— Start Material provided —

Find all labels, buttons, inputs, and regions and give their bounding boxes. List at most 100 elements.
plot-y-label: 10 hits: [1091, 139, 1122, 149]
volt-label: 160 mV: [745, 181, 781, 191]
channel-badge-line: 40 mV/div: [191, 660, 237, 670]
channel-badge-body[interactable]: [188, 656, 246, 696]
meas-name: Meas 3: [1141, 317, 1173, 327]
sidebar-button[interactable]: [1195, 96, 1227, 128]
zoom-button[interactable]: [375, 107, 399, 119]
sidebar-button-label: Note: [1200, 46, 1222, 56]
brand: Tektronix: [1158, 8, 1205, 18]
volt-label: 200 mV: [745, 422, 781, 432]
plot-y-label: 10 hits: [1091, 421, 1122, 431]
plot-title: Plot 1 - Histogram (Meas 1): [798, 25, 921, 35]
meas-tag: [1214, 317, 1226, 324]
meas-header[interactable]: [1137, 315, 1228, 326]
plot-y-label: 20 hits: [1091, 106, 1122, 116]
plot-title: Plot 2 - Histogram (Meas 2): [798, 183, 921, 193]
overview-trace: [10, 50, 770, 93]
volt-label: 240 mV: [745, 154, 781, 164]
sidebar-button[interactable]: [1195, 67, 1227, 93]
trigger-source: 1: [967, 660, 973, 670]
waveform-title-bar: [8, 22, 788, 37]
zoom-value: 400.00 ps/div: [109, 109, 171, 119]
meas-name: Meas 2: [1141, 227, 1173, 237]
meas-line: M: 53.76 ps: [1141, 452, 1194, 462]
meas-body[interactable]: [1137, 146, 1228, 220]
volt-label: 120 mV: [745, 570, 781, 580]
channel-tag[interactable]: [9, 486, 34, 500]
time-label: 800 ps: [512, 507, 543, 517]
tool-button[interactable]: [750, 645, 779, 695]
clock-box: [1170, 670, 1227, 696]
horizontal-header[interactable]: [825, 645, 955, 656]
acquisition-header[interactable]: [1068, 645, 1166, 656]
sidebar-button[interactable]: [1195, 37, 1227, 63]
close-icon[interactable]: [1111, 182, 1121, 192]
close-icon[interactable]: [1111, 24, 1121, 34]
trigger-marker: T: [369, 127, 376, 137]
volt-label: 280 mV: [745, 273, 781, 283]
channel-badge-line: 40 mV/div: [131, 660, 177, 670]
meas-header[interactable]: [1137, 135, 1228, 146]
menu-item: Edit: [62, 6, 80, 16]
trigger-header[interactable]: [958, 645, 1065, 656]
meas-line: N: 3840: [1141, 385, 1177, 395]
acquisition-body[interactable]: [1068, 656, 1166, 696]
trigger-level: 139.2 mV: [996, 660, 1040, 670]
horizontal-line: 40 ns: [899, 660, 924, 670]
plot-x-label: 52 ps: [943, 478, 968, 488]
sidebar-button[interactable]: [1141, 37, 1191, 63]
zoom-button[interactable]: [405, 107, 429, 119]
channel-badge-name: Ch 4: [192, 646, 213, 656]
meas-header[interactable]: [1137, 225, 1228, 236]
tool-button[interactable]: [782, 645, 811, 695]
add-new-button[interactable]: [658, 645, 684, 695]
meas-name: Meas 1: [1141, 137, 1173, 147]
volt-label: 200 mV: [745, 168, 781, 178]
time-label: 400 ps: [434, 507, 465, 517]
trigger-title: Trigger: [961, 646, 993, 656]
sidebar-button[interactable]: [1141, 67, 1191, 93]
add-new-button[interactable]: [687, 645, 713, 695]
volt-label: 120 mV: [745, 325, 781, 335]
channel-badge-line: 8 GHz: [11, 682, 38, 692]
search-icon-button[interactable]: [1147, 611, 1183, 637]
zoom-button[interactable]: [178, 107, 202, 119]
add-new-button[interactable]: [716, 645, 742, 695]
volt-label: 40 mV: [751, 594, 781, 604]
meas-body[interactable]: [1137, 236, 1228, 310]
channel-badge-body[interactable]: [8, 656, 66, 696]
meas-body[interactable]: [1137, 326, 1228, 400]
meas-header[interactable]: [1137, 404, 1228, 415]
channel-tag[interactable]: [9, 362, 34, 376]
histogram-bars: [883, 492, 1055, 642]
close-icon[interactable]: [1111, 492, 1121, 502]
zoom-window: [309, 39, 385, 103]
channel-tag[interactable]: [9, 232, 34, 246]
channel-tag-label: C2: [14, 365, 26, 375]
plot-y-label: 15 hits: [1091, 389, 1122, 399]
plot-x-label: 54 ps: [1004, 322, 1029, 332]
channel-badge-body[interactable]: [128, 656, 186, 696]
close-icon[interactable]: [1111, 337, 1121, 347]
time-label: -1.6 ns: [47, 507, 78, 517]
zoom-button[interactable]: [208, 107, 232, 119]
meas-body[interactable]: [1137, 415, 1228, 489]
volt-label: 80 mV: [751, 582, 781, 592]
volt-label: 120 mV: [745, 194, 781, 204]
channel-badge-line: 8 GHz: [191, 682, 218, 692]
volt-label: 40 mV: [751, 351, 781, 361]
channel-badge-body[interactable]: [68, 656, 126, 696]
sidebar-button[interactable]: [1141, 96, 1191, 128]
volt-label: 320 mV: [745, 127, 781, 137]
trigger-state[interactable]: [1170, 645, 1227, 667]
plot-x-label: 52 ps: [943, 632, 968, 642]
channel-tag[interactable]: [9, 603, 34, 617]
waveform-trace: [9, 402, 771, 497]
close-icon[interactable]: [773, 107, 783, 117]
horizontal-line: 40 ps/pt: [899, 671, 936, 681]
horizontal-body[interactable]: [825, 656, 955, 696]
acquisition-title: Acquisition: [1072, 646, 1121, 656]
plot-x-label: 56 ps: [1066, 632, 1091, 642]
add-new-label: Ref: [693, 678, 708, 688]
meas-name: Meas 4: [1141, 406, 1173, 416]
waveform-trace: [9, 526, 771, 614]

— End Material provided —

Copy the lines above word for word.

Find all labels, buttons, inputs, and regions and give their bounding boxes. List at most 100 elements.
plot-y-label: 10 hits: [1091, 139, 1122, 149]
volt-label: 160 mV: [745, 181, 781, 191]
channel-badge-line: 40 mV/div: [191, 660, 237, 670]
channel-badge-body[interactable]: [188, 656, 246, 696]
meas-name: Meas 3: [1141, 317, 1173, 327]
sidebar-button[interactable]: [1195, 96, 1227, 128]
zoom-button[interactable]: [375, 107, 399, 119]
sidebar-button-label: Note: [1200, 46, 1222, 56]
brand: Tektronix: [1158, 8, 1205, 18]
volt-label: 200 mV: [745, 422, 781, 432]
plot-y-label: 10 hits: [1091, 421, 1122, 431]
plot-title: Plot 1 - Histogram (Meas 1): [798, 25, 921, 35]
meas-tag: [1214, 317, 1226, 324]
meas-header[interactable]: [1137, 315, 1228, 326]
plot-y-label: 20 hits: [1091, 106, 1122, 116]
plot-title: Plot 2 - Histogram (Meas 2): [798, 183, 921, 193]
overview-trace: [10, 50, 770, 93]
volt-label: 240 mV: [745, 154, 781, 164]
sidebar-button[interactable]: [1195, 67, 1227, 93]
trigger-source: 1: [967, 660, 973, 670]
waveform-title-bar: [8, 22, 788, 37]
zoom-value: 400.00 ps/div: [109, 109, 171, 119]
meas-name: Meas 2: [1141, 227, 1173, 237]
meas-line: M: 53.76 ps: [1141, 452, 1194, 462]
meas-body[interactable]: [1137, 146, 1228, 220]
volt-label: 120 mV: [745, 570, 781, 580]
channel-tag[interactable]: [9, 486, 34, 500]
time-label: 800 ps: [512, 507, 543, 517]
tool-button[interactable]: [750, 645, 779, 695]
clock-box: [1170, 670, 1227, 696]
horizontal-header[interactable]: [825, 645, 955, 656]
acquisition-header[interactable]: [1068, 645, 1166, 656]
sidebar-button[interactable]: [1195, 37, 1227, 63]
close-icon[interactable]: [1111, 182, 1121, 192]
close-icon[interactable]: [1111, 24, 1121, 34]
trigger-marker: T: [369, 127, 376, 137]
volt-label: 280 mV: [745, 273, 781, 283]
channel-badge-line: 40 mV/div: [131, 660, 177, 670]
meas-header[interactable]: [1137, 135, 1228, 146]
menu-item: Edit: [62, 6, 80, 16]
trigger-header[interactable]: [958, 645, 1065, 656]
meas-line: N: 3840: [1141, 385, 1177, 395]
acquisition-body[interactable]: [1068, 656, 1166, 696]
trigger-level: 139.2 mV: [996, 660, 1040, 670]
horizontal-line: 40 ns: [899, 660, 924, 670]
plot-x-label: 52 ps: [943, 478, 968, 488]
sidebar-button[interactable]: [1141, 37, 1191, 63]
zoom-button[interactable]: [405, 107, 429, 119]
channel-badge-name: Ch 4: [192, 646, 213, 656]
meas-header[interactable]: [1137, 225, 1228, 236]
tool-button[interactable]: [782, 645, 811, 695]
add-new-button[interactable]: [658, 645, 684, 695]
meas-name: Meas 1: [1141, 137, 1173, 147]
volt-label: 200 mV: [745, 168, 781, 178]
time-label: 400 ps: [434, 507, 465, 517]
trigger-title: Trigger: [961, 646, 993, 656]
sidebar-button[interactable]: [1141, 67, 1191, 93]
add-new-button[interactable]: [687, 645, 713, 695]
volt-label: 120 mV: [745, 325, 781, 335]
channel-badge-line: 8 GHz: [11, 682, 38, 692]
search-icon-button[interactable]: [1147, 611, 1183, 637]
zoom-button[interactable]: [178, 107, 202, 119]
add-new-button[interactable]: [716, 645, 742, 695]
volt-label: 40 mV: [751, 594, 781, 604]
meas-body[interactable]: [1137, 236, 1228, 310]
channel-badge-body[interactable]: [8, 656, 66, 696]
meas-body[interactable]: [1137, 326, 1228, 400]
meas-header[interactable]: [1137, 404, 1228, 415]
channel-tag[interactable]: [9, 362, 34, 376]
histogram-bars: [883, 492, 1055, 642]
close-icon[interactable]: [1111, 492, 1121, 502]
zoom-window: [309, 39, 385, 103]
channel-tag[interactable]: [9, 232, 34, 246]
channel-tag-label: C2: [14, 365, 26, 375]
plot-y-label: 15 hits: [1091, 389, 1122, 399]
plot-x-label: 54 ps: [1004, 322, 1029, 332]
channel-badge-body[interactable]: [128, 656, 186, 696]
close-icon[interactable]: [1111, 337, 1121, 347]
time-label: -1.6 ns: [47, 507, 78, 517]
zoom-button[interactable]: [208, 107, 232, 119]
meas-body[interactable]: [1137, 415, 1228, 489]
volt-label: 80 mV: [751, 582, 781, 592]
volt-label: 120 mV: [745, 194, 781, 204]
channel-badge-line: 8 GHz: [191, 682, 218, 692]
volt-label: 40 mV: [751, 351, 781, 361]
channel-badge-body[interactable]: [68, 656, 126, 696]
sidebar-button[interactable]: [1141, 96, 1191, 128]
volt-label: 320 mV: [745, 127, 781, 137]
trigger-state[interactable]: [1170, 645, 1227, 667]
plot-x-label: 52 ps: [943, 632, 968, 642]
channel-tag[interactable]: [9, 603, 34, 617]
waveform-trace: [9, 402, 771, 497]
close-icon[interactable]: [773, 107, 783, 117]
horizontal-line: 40 ps/pt: [899, 671, 936, 681]
horizontal-body[interactable]: [825, 656, 955, 696]
acquisition-title: Acquisition: [1072, 646, 1121, 656]
plot-x-label: 56 ps: [1066, 632, 1091, 642]
add-new-label: Ref: [693, 678, 708, 688]
meas-name: Meas 4: [1141, 406, 1173, 416]
waveform-trace: [9, 526, 771, 614]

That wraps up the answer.